→ **Written problem**:
Lines containing the string "title" are to be counted; report the number and nothing more.

-- START Listing --

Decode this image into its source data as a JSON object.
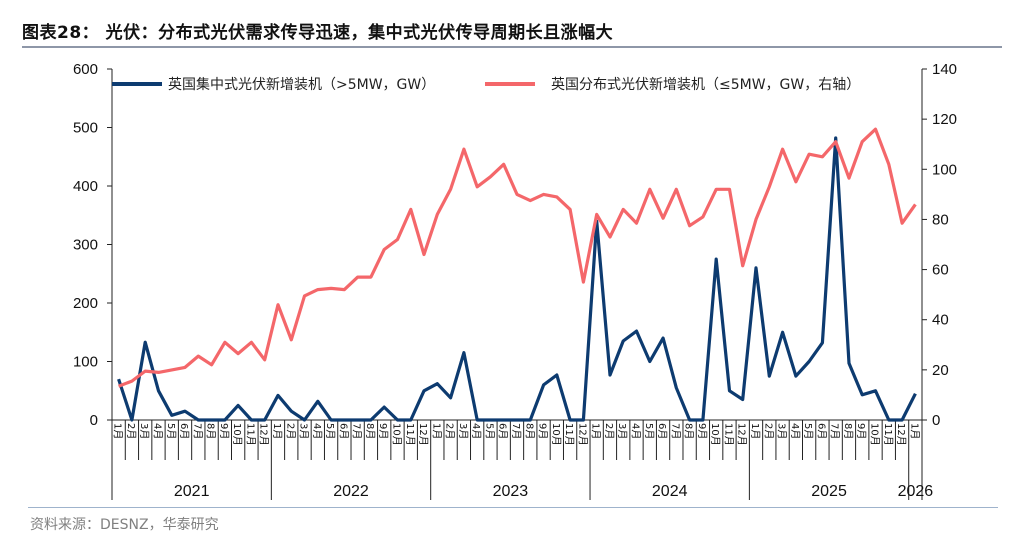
{
  "title": "图表28： 光伏：分布式光伏需求传导迅速，集中式光伏传导周期长且涨幅大",
  "source": "资料来源：DESNZ，华泰研究",
  "chart_data": {
    "type": "line",
    "title": "",
    "legend_position": "top",
    "grid": false,
    "years": [
      "2021",
      "2022",
      "2023",
      "2024",
      "2025",
      "2026"
    ],
    "month_labels": [
      "1月",
      "2月",
      "3月",
      "4月",
      "5月",
      "6月",
      "7月",
      "8月",
      "9月",
      "10月",
      "11月",
      "12月"
    ],
    "x_start": "2021-01",
    "x_end": "2026-01",
    "y_left": {
      "lim": [
        0,
        600
      ],
      "ticks": [
        0,
        100,
        200,
        300,
        400,
        500,
        600
      ]
    },
    "y_right": {
      "lim": [
        0,
        140
      ],
      "ticks": [
        0,
        20,
        40,
        60,
        80,
        100,
        120,
        140
      ]
    },
    "series": [
      {
        "name": "英国集中式光伏新增装机（>5MW，GW）",
        "axis": "left",
        "color": "#0d3b70",
        "values": [
          70,
          0,
          133,
          50,
          8,
          15,
          0,
          0,
          0,
          25,
          0,
          0,
          42,
          15,
          0,
          32,
          0,
          0,
          0,
          0,
          22,
          0,
          0,
          50,
          62,
          38,
          115,
          0,
          0,
          0,
          0,
          0,
          60,
          77,
          0,
          0,
          340,
          77,
          135,
          152,
          100,
          140,
          55,
          0,
          0,
          275,
          50,
          35,
          260,
          75,
          150,
          75,
          100,
          132,
          482,
          97,
          43,
          50,
          0,
          0,
          45
        ]
      },
      {
        "name": "英国分布式光伏新增装机（≤5MW，GW，右轴）",
        "axis": "right",
        "color": "#f4676a",
        "values": [
          13.5,
          15.5,
          19.5,
          19,
          20,
          21,
          25.5,
          22,
          31,
          26.5,
          31,
          24,
          46,
          32,
          49.5,
          52,
          52.5,
          52,
          57,
          57,
          68,
          72,
          84,
          66,
          82,
          92,
          108,
          93,
          97,
          102,
          90,
          87.5,
          90,
          89,
          84,
          55,
          82,
          73,
          84,
          78.5,
          92,
          80.5,
          92,
          77.5,
          81,
          92,
          92,
          61.5,
          80,
          93,
          108,
          95,
          106,
          105,
          111,
          96.5,
          111,
          116,
          102,
          78.5,
          86
        ]
      }
    ]
  }
}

-- END Listing --

→ **Exercise solution**:
2